◆ **WORK INSTRUCTIONS**: Copy every line from the material below that holds "Volatility".

◆ **RECORD SET**:
┌────────

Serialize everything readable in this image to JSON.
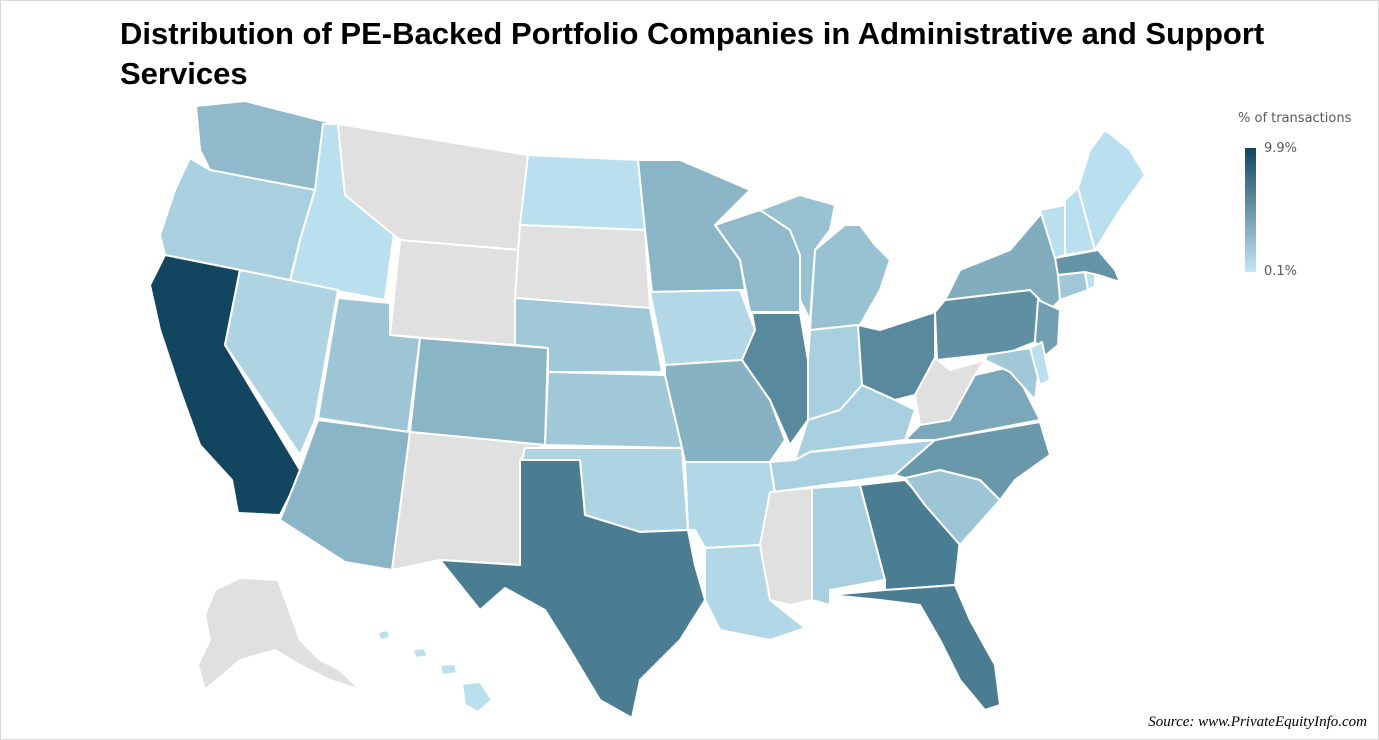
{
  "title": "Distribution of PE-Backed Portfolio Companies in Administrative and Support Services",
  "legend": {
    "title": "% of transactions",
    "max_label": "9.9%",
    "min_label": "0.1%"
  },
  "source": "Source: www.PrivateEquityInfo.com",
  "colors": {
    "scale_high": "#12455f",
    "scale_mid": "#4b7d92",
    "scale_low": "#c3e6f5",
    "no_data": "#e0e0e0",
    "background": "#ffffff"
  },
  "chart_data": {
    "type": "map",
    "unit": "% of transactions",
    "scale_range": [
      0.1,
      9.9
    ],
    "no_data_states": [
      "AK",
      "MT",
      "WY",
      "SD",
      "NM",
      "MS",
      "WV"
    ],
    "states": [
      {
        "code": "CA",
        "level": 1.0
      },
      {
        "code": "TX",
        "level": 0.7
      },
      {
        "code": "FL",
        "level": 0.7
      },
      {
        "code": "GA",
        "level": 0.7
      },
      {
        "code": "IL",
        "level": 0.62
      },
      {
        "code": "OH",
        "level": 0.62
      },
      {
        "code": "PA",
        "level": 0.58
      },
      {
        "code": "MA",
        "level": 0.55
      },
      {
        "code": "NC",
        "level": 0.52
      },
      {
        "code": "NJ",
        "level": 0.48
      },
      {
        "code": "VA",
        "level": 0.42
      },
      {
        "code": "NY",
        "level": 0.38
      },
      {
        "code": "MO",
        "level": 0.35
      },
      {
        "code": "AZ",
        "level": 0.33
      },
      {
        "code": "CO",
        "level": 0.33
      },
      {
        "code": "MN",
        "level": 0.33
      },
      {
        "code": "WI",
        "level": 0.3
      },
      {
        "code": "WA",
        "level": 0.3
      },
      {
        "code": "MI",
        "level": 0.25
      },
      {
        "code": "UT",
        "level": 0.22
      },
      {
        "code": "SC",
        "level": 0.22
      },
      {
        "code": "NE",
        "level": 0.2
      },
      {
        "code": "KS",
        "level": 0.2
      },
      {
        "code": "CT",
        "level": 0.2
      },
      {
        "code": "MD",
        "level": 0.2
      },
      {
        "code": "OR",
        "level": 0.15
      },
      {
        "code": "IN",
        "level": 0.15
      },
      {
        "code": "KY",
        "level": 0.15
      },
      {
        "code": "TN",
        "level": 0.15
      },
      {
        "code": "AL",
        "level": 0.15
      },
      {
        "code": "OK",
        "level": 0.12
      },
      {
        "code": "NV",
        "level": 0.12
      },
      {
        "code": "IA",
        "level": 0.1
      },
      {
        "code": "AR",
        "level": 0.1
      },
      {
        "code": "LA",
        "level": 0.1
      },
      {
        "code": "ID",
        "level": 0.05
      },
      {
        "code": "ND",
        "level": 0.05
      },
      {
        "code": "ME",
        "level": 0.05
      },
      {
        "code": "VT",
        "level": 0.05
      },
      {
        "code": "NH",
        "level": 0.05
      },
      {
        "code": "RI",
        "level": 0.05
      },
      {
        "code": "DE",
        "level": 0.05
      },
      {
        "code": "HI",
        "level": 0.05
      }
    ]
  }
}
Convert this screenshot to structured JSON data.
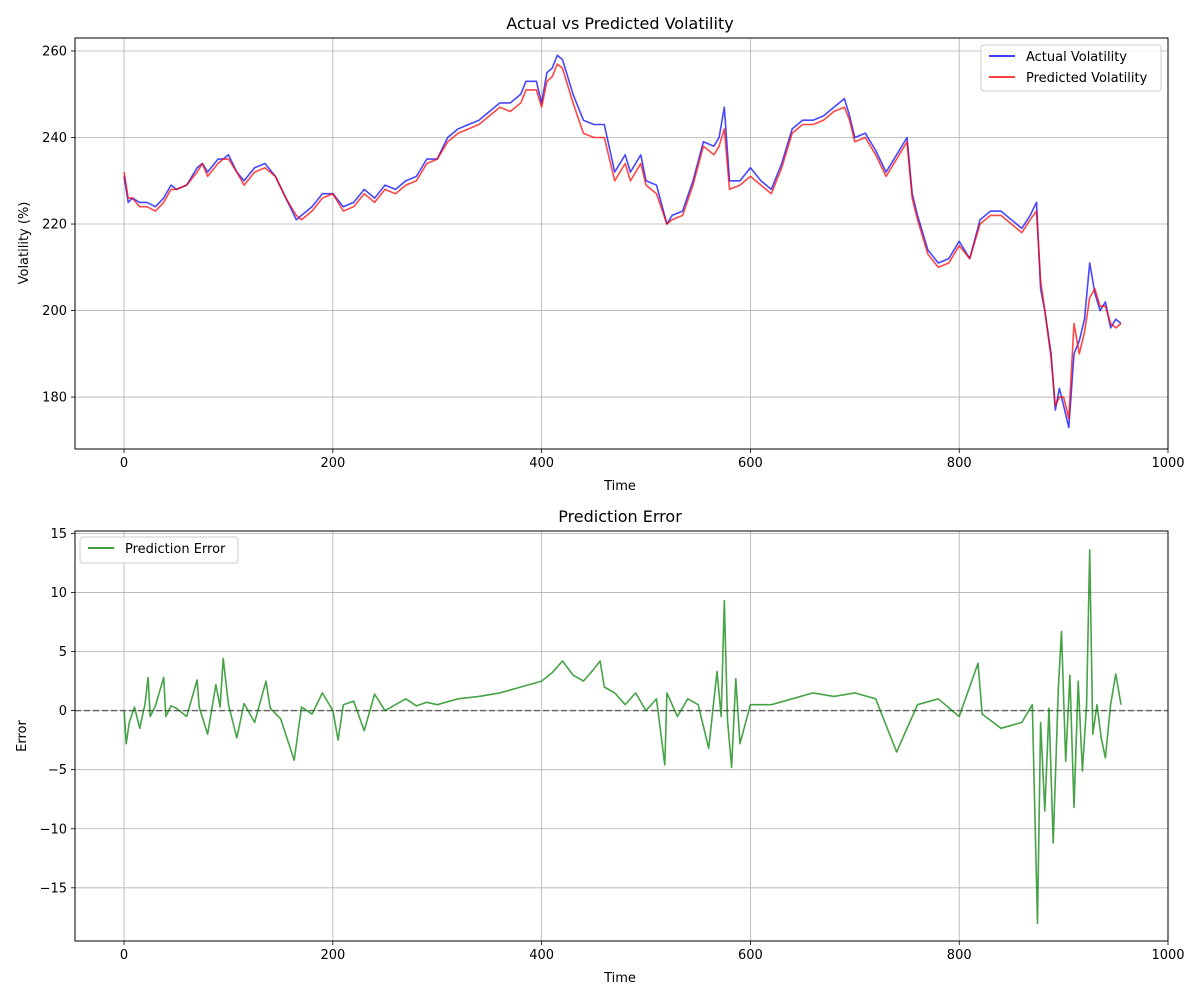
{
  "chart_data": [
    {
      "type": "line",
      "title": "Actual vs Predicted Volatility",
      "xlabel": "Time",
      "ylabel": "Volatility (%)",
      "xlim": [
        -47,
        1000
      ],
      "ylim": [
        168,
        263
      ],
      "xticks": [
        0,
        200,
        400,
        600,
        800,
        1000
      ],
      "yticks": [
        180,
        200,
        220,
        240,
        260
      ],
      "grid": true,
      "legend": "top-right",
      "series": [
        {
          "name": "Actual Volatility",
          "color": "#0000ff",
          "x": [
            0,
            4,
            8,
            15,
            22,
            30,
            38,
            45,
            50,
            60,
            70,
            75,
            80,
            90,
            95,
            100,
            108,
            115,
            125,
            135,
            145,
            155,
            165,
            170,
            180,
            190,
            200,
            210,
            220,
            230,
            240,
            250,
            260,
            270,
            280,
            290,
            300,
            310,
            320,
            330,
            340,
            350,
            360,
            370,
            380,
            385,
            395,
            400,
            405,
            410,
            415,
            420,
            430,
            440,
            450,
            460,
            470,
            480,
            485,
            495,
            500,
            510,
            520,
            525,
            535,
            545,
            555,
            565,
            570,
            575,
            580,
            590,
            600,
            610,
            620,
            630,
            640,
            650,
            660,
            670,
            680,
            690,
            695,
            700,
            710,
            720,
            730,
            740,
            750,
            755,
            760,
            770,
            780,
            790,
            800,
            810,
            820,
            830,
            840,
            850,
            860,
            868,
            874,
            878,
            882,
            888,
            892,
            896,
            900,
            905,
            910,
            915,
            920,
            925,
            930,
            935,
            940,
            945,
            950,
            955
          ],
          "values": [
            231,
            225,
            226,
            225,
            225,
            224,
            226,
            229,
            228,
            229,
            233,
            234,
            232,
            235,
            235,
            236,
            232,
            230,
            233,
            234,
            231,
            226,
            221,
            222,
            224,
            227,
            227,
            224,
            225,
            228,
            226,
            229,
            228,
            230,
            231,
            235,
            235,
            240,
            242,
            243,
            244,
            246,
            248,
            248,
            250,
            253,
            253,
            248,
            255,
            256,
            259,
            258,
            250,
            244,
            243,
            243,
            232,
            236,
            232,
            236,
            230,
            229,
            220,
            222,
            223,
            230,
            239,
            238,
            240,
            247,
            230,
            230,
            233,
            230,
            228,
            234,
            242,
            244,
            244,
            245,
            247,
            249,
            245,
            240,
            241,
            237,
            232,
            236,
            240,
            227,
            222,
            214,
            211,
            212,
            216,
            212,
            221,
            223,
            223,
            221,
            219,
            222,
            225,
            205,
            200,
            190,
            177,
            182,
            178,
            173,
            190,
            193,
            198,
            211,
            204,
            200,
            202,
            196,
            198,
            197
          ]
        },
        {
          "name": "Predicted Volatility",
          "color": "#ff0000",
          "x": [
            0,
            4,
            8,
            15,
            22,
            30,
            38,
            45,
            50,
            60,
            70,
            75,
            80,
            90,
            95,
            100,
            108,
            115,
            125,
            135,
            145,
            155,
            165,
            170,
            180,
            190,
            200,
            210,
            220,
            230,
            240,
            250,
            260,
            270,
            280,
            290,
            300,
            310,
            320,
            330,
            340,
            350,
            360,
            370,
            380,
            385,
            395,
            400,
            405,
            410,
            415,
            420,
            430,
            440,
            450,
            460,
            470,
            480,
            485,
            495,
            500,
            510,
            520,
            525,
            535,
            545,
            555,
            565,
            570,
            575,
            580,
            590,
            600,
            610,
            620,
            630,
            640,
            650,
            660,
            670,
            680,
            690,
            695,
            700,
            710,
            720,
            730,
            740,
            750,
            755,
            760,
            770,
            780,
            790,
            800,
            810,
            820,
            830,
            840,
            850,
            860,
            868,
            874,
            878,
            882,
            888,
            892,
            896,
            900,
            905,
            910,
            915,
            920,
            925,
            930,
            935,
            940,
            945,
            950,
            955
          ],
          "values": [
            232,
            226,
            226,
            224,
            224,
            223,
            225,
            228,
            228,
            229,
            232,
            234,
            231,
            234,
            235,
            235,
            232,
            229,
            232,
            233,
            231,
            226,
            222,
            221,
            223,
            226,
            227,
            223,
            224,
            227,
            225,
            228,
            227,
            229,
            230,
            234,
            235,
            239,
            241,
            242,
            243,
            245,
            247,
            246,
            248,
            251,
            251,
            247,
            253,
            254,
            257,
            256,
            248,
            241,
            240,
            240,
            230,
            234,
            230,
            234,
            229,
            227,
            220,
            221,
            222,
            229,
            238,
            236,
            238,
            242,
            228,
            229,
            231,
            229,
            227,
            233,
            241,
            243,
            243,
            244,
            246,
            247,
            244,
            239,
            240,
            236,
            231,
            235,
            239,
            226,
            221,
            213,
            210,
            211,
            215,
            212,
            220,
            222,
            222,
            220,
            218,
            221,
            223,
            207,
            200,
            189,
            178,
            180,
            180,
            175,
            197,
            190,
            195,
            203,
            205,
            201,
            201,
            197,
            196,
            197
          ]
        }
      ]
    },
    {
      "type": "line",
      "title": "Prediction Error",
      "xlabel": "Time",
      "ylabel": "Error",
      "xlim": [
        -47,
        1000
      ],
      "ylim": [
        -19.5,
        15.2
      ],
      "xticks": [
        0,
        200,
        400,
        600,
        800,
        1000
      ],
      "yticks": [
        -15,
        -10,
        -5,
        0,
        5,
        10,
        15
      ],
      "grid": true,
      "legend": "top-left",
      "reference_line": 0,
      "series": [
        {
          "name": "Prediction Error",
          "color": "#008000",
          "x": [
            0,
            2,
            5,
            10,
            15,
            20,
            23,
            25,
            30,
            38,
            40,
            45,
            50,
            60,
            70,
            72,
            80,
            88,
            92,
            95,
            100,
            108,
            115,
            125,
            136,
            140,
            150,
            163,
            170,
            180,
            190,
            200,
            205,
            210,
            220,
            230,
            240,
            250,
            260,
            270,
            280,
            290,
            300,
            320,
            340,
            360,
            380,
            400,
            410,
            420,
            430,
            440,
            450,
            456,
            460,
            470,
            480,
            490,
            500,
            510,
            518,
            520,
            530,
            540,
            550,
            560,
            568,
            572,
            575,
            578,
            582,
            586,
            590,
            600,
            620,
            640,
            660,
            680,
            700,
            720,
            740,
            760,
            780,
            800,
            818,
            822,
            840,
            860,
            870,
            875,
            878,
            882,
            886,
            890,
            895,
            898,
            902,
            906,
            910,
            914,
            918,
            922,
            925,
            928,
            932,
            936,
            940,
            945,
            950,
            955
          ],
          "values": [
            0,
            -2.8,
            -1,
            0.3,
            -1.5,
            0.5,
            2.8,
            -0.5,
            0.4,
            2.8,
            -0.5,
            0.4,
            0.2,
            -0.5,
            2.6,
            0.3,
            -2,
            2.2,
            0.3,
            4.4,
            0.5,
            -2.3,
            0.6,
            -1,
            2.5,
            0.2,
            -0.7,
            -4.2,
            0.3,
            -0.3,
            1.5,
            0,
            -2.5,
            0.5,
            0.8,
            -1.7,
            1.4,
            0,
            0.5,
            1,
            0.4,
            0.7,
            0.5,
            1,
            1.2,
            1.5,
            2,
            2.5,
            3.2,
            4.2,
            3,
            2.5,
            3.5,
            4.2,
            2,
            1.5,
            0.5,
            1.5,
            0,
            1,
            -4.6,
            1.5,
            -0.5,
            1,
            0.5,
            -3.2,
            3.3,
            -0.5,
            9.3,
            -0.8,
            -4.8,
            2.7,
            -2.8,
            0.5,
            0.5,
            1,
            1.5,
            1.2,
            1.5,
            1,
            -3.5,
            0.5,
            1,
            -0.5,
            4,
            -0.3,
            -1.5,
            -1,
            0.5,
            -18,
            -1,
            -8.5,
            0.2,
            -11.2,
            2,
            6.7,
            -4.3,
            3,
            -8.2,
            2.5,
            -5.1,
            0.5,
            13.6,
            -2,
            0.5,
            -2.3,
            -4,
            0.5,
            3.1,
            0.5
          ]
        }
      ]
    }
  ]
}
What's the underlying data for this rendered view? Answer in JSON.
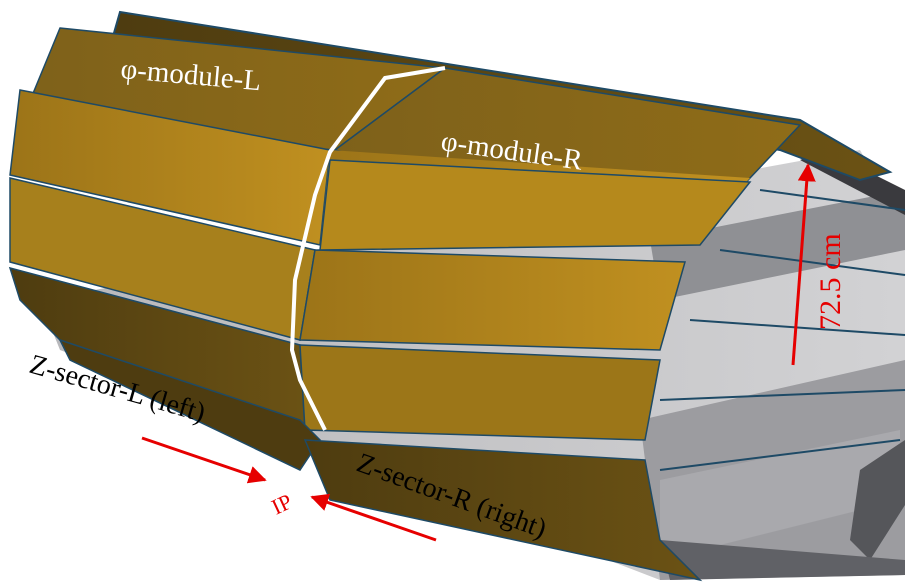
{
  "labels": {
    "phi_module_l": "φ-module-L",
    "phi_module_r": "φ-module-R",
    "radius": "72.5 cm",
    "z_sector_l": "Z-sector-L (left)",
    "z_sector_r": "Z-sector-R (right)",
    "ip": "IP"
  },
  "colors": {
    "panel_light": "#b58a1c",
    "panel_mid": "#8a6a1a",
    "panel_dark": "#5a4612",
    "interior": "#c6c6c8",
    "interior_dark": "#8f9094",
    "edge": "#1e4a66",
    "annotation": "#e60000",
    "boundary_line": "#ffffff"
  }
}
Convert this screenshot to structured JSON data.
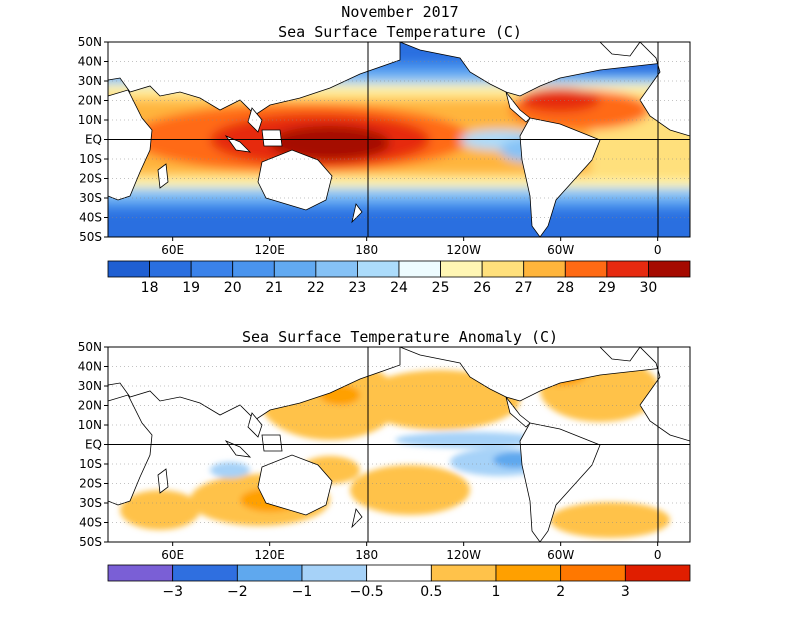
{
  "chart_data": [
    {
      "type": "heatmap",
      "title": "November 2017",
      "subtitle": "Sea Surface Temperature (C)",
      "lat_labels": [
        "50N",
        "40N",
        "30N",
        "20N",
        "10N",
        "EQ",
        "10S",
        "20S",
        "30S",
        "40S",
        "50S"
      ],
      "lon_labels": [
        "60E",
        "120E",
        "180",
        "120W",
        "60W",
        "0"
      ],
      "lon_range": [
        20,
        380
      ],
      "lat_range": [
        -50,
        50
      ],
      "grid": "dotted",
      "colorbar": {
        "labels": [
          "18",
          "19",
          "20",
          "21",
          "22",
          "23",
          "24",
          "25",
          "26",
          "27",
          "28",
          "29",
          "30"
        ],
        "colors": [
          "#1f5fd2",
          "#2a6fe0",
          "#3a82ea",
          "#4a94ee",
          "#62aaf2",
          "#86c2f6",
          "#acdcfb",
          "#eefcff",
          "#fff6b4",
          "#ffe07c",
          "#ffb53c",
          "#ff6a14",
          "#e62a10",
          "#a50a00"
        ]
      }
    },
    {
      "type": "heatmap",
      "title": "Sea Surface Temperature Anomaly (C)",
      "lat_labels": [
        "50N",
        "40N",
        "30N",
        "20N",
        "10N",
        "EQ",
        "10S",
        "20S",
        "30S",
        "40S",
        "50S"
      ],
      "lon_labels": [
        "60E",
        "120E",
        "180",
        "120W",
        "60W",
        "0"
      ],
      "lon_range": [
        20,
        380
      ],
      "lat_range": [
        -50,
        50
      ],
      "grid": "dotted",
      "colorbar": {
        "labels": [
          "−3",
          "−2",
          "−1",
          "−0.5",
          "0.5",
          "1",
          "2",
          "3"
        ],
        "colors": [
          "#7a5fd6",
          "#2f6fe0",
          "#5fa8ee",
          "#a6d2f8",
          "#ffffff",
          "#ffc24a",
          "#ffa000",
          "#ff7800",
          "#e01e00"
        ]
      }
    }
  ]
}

└────────

◆ **RESPONSE FOR THIS EXERCISE**:
      "title": "Actual vs Predicted Volatility",
      "ylabel": "Volatility (%)",
          "name": "Actual Volatility",
          "name": "Predicted Volatility",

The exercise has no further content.